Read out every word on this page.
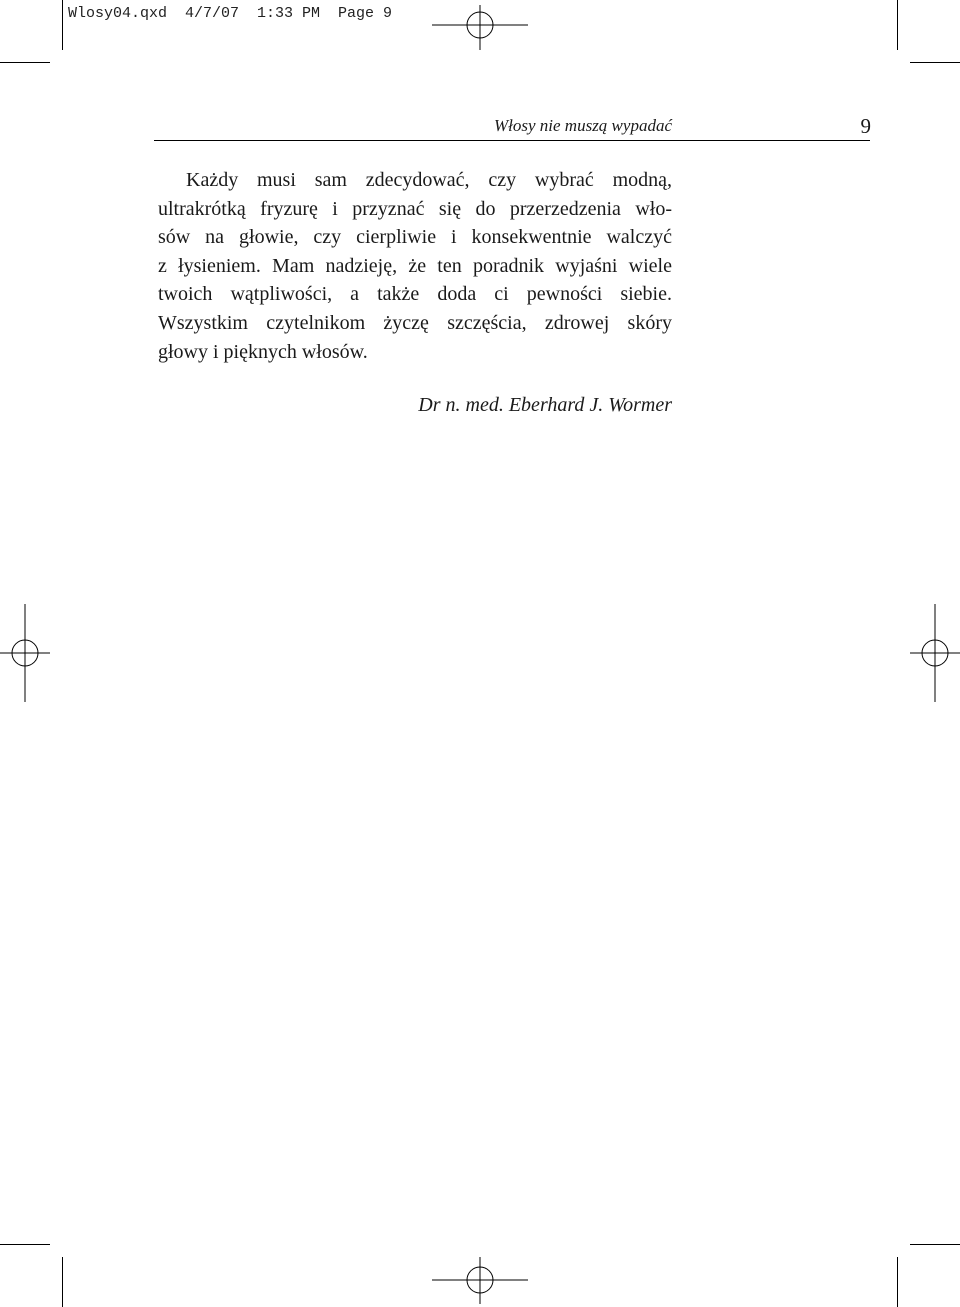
Wlosy04.qxd  4/7/07  1:33 PM  Page 9
Włosy nie muszą wypadać	9
Każdy musi sam zdecydować, czy wybrać modną,
ultrakrótką fryzurę i przyznać się do przerzedzenia wło-
sów na głowie, czy cierpliwie i konsekwentnie walczyć
z łysieniem. Mam nadzieję, że ten poradnik wyjaśni wiele
twoich wątpliwości, a także doda ci pewności siebie.
Wszystkim czytelnikom życzę szczęścia, zdrowej skóry
głowy i pięknych włosów.
Dr n. med. Eberhard J. Wormer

------------------------

▸ What is being asked
Working from the material above, transcribe it exactly while omitting pictures.

▸ Exercise answer
Read out every word on this page.
Wlosy04.qxd  4/7/07  1:33 PM  Page 9
Włosy nie muszą wypadać	9
Każdy musi sam zdecydować, czy wybrać modną,
ultrakrótką fryzurę i przyznać się do przerzedzenia wło-
sów na głowie, czy cierpliwie i konsekwentnie walczyć
z łysieniem. Mam nadzieję, że ten poradnik wyjaśni wiele
twoich wątpliwości, a także doda ci pewności siebie.
Wszystkim czytelnikom życzę szczęścia, zdrowej skóry
głowy i pięknych włosów.
Dr n. med. Eberhard J. Wormer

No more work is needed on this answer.